**Task inputs**
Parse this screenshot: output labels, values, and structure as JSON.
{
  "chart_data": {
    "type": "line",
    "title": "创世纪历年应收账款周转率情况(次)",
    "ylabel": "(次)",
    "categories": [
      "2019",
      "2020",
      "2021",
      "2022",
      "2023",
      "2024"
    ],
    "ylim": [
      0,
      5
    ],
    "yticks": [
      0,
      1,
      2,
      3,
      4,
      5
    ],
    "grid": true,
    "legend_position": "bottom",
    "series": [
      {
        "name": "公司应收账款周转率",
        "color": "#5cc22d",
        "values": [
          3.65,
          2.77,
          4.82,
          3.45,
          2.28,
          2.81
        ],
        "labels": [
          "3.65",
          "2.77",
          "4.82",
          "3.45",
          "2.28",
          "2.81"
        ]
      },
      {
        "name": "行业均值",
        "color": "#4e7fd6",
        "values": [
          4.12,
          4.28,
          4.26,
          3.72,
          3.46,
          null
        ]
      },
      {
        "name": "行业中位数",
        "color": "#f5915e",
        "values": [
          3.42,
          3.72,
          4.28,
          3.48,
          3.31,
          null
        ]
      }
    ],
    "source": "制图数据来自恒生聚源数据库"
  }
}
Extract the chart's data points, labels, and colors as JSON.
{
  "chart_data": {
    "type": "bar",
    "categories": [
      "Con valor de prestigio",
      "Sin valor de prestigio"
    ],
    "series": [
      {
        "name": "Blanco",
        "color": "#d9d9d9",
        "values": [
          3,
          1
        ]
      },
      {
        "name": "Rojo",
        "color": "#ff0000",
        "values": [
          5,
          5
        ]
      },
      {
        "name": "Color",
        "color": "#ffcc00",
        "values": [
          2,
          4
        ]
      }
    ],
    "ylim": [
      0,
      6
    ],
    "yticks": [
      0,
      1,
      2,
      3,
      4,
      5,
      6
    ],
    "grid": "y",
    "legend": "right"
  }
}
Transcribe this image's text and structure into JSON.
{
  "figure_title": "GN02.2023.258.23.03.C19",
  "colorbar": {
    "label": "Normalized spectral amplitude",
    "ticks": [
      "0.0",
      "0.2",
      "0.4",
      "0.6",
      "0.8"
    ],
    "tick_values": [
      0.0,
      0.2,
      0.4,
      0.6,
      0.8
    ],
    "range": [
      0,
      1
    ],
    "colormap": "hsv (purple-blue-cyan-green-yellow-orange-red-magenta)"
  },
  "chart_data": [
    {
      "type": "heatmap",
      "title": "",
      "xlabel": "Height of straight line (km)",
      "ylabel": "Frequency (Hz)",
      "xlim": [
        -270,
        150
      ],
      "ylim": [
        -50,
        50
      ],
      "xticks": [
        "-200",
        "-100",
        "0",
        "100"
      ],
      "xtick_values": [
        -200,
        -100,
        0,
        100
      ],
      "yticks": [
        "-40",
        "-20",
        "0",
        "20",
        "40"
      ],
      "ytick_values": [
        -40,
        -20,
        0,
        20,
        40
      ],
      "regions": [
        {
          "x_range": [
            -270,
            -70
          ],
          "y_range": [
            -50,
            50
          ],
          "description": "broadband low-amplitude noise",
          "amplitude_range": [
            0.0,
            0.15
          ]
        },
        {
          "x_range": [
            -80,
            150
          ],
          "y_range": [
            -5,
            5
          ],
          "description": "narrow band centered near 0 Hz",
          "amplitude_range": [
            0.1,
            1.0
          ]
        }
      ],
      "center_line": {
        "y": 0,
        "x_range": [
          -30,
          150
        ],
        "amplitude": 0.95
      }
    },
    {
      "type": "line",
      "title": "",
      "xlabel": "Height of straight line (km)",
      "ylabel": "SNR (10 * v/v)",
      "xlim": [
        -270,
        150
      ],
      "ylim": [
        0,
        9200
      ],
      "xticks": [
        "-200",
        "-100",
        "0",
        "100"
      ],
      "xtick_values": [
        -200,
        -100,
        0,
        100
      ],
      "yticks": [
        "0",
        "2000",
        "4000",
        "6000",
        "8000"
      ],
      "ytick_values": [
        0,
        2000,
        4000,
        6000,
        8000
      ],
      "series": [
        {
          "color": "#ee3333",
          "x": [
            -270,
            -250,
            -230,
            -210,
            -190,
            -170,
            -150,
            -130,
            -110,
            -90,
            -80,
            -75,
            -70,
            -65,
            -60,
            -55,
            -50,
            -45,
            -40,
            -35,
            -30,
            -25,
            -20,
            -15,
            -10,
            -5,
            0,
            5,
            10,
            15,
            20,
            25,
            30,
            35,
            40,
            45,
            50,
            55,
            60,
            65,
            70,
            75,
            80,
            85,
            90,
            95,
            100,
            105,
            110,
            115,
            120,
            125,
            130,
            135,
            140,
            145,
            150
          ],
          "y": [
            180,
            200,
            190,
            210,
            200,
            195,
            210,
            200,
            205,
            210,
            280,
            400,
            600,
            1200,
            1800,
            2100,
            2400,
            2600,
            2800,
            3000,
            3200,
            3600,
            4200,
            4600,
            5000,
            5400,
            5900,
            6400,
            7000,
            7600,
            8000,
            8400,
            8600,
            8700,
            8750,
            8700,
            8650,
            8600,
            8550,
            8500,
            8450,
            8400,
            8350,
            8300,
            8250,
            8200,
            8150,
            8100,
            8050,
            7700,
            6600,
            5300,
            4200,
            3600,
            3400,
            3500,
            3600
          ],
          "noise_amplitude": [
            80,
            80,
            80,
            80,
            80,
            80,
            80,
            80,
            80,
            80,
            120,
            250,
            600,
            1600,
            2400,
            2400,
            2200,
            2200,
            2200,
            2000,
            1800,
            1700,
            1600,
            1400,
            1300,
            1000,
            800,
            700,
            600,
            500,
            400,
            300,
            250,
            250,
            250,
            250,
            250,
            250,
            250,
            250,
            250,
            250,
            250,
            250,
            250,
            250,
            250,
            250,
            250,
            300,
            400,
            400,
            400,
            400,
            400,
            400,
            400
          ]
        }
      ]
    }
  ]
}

**Short exercise**
Copy all lines from the data that hold the word "this".

**Finished exercise**
Parse this screenshot: output labels, values, and structure as JSON.
Transcribe this image's text and structure into JSON.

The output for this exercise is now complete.